-- The input start --

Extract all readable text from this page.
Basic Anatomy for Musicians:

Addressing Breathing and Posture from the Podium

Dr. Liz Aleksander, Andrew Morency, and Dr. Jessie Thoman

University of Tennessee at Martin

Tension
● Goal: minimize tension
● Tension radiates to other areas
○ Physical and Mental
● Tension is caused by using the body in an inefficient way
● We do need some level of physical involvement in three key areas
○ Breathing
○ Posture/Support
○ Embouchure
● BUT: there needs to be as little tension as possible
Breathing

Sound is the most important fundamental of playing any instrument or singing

-- The input end --
-- The input start --

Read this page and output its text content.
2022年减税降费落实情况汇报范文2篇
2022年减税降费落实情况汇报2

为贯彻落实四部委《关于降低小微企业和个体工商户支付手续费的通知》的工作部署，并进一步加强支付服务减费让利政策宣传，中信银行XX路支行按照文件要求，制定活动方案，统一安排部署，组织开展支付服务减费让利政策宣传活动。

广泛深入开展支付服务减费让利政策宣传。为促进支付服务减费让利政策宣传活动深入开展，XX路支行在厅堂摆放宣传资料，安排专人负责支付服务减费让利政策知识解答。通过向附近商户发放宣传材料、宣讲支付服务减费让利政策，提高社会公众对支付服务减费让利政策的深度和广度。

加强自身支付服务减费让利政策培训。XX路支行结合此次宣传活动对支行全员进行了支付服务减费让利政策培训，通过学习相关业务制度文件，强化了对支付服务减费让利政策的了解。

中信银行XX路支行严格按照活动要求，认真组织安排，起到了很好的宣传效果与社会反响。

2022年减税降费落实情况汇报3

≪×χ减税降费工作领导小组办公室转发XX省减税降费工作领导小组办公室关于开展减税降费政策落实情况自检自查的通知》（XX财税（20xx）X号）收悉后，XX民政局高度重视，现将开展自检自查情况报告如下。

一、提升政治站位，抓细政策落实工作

-- The input end --
-- The input start --

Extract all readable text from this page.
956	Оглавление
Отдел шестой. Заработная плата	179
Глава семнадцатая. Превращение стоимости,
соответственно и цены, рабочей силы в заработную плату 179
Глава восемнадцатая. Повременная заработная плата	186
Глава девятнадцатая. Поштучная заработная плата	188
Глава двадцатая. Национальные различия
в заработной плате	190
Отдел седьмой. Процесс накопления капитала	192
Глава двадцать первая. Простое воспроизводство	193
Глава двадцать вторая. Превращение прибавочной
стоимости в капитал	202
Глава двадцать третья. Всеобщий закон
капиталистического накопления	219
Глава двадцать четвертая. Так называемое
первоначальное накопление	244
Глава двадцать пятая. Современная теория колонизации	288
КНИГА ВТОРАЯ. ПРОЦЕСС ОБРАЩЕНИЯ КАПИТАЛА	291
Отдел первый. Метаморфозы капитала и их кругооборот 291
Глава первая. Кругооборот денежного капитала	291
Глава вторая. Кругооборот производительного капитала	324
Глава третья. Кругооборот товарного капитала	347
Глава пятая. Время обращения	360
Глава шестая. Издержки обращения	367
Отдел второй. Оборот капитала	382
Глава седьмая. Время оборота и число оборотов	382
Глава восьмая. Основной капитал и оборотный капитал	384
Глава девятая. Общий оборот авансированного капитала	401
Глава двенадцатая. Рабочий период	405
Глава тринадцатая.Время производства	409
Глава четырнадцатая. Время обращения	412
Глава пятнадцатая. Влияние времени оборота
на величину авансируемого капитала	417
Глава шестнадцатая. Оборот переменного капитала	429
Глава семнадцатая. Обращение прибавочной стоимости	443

-- The input end --

### Exercise details
Copy each line in the data that holds the word "первая".

### Finished answer
Глава двадцать первая. Простое воспроизводство	193
Глава первая. Кругооборот денежного капитала	291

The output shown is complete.